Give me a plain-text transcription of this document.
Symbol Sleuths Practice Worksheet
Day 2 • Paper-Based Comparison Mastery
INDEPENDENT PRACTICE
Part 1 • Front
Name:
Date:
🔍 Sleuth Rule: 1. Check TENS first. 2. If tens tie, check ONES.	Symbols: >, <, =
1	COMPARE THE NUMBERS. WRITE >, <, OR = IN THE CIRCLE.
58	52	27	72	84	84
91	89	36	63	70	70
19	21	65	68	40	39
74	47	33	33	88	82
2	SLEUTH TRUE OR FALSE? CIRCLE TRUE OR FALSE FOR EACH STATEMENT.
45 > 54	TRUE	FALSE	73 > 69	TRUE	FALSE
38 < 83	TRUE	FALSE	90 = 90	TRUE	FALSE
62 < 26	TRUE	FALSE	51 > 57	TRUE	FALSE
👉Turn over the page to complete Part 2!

THE EXERCISE. Copy the data above in full, character for character.

ANSWER TO THE PROBLEM.
Give me a plain-text transcription of this document.
Symbol Sleuths Practice Worksheet
Day 2 • Paper-Based Comparison Mastery
INDEPENDENT PRACTICE
Part 1 • Front
Name:
Date:
🔍 Sleuth Rule: 1. Check TENS first. 2. If tens tie, check ONES.	Symbols: >, <, =
1	COMPARE THE NUMBERS. WRITE >, <, OR = IN THE CIRCLE.
58	52	27	72	84	84
91	89	36	63	70	70
19	21	65	68	40	39
74	47	33	33	88	82
2	SLEUTH TRUE OR FALSE? CIRCLE TRUE OR FALSE FOR EACH STATEMENT.
45 > 54	TRUE	FALSE	73 > 69	TRUE	FALSE
38 < 83	TRUE	FALSE	90 = 90	TRUE	FALSE
62 < 26	TRUE	FALSE	51 > 57	TRUE	FALSE
👉Turn over the page to complete Part 2!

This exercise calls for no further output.